◆ **WHAT IS BEING ASKED**:
Copy the material from its first line through the line containing "x-tick-label-day: 31May (846, 288, 883, 301)", swapping "island" for "islet" and leaving everything else unchanged.

◆ **DATA LISTING**:
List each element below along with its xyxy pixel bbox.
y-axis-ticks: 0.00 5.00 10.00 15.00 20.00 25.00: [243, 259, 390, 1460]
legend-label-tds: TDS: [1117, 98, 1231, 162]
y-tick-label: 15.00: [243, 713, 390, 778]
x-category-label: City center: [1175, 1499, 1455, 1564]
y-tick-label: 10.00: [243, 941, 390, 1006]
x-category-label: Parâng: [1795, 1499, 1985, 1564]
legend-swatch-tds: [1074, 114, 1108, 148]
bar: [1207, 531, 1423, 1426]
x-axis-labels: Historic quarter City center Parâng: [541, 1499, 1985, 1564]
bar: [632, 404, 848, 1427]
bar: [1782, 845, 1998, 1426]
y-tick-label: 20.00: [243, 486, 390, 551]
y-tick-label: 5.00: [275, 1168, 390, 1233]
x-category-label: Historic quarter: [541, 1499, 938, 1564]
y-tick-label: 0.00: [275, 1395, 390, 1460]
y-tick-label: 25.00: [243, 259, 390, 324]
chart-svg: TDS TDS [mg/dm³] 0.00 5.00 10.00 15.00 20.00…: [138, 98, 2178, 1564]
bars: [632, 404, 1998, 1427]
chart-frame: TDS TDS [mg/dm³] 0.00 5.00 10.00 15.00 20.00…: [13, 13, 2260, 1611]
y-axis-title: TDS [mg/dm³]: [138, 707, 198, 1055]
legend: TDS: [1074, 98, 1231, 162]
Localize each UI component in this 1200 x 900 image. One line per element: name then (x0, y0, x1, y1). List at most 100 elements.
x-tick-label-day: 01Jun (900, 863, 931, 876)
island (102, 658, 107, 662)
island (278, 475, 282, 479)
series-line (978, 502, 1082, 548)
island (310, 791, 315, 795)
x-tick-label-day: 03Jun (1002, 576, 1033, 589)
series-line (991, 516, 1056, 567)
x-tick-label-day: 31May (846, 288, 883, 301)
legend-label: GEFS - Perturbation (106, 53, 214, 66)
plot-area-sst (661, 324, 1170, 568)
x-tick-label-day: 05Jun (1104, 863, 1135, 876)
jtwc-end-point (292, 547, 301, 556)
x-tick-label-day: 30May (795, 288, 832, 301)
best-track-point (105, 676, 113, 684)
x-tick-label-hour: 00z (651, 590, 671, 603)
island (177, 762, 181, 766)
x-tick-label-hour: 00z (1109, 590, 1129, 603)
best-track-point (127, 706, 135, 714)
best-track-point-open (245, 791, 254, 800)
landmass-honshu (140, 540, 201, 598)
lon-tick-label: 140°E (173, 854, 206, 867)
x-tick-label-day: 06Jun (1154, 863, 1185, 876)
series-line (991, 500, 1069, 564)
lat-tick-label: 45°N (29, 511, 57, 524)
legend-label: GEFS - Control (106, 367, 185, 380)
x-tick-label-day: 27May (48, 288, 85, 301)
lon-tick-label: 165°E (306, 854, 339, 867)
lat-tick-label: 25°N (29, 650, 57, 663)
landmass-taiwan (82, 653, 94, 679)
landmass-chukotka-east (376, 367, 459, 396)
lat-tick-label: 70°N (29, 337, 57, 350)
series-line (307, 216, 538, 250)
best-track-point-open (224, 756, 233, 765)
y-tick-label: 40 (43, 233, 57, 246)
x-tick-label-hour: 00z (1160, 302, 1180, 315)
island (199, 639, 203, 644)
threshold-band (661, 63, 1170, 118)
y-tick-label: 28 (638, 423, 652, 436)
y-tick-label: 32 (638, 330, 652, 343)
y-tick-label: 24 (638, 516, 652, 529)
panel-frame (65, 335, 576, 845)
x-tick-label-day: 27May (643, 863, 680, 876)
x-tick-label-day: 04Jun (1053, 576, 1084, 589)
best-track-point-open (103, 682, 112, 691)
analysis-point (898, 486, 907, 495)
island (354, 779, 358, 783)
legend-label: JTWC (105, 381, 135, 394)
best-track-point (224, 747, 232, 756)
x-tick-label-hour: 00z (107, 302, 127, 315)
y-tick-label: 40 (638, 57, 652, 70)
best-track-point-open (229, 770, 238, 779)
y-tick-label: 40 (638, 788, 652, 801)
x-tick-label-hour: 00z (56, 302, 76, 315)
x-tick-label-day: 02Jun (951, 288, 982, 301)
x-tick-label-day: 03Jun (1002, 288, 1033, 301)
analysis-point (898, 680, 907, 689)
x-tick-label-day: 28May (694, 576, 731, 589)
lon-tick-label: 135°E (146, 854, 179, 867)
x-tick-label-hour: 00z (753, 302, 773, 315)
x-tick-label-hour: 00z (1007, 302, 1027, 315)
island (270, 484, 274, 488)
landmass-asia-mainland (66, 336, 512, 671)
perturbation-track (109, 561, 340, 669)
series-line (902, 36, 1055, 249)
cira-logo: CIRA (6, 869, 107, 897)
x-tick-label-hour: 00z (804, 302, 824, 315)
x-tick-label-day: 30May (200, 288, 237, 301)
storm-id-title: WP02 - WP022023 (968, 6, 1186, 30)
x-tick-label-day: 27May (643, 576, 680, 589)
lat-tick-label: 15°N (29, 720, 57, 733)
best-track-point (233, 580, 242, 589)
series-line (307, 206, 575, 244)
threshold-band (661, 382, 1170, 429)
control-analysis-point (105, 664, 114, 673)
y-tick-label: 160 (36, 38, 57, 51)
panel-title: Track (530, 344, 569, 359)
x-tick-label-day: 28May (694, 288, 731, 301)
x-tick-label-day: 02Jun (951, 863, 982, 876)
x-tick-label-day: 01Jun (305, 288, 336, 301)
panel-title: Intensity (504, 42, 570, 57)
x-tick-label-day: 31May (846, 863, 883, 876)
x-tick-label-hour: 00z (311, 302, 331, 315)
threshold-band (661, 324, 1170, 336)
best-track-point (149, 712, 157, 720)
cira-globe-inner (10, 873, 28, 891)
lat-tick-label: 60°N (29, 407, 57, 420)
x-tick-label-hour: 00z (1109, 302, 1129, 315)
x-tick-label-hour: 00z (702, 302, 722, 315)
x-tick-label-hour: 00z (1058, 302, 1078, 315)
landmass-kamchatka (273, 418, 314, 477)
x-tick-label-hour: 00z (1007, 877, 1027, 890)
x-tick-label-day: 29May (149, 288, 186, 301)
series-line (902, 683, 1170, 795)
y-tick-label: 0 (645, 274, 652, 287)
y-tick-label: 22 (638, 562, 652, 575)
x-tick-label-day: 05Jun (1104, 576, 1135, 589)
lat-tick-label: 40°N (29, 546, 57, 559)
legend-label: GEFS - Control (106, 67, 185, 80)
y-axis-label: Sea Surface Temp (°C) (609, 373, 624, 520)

◆ **THE ANSWER**:
List each element below along with its xyxy pixel bbox.
y-axis-ticks: 0.00 5.00 10.00 15.00 20.00 25.00: [243, 259, 390, 1460]
legend-label-tds: TDS: [1117, 98, 1231, 162]
y-tick-label: 15.00: [243, 713, 390, 778]
x-category-label: City center: [1175, 1499, 1455, 1564]
y-tick-label: 10.00: [243, 941, 390, 1006]
x-category-label: Parâng: [1795, 1499, 1985, 1564]
legend-swatch-tds: [1074, 114, 1108, 148]
bar: [1207, 531, 1423, 1426]
x-axis-labels: Historic quarter City center Parâng: [541, 1499, 1985, 1564]
bar: [632, 404, 848, 1427]
bar: [1782, 845, 1998, 1426]
y-tick-label: 20.00: [243, 486, 390, 551]
y-tick-label: 5.00: [275, 1168, 390, 1233]
x-category-label: Historic quarter: [541, 1499, 938, 1564]
y-tick-label: 0.00: [275, 1395, 390, 1460]
y-tick-label: 25.00: [243, 259, 390, 324]
chart-svg: TDS TDS [mg/dm³] 0.00 5.00 10.00 15.00 20.00…: [138, 98, 2178, 1564]
bars: [632, 404, 1998, 1427]
chart-frame: TDS TDS [mg/dm³] 0.00 5.00 10.00 15.00 20.00…: [13, 13, 2260, 1611]
y-axis-title: TDS [mg/dm³]: [138, 707, 198, 1055]
legend: TDS: [1074, 98, 1231, 162]
Localize each UI component in this 1200 x 900 image. One line per element: name then (x0, y0, x1, y1). List at most 100 elements.
x-tick-label-day: 01Jun (900, 863, 931, 876)
islet (102, 658, 107, 662)
islet (278, 475, 282, 479)
series-line (978, 502, 1082, 548)
islet (310, 791, 315, 795)
x-tick-label-day: 03Jun (1002, 576, 1033, 589)
series-line (991, 516, 1056, 567)
x-tick-label-day: 31May (846, 288, 883, 301)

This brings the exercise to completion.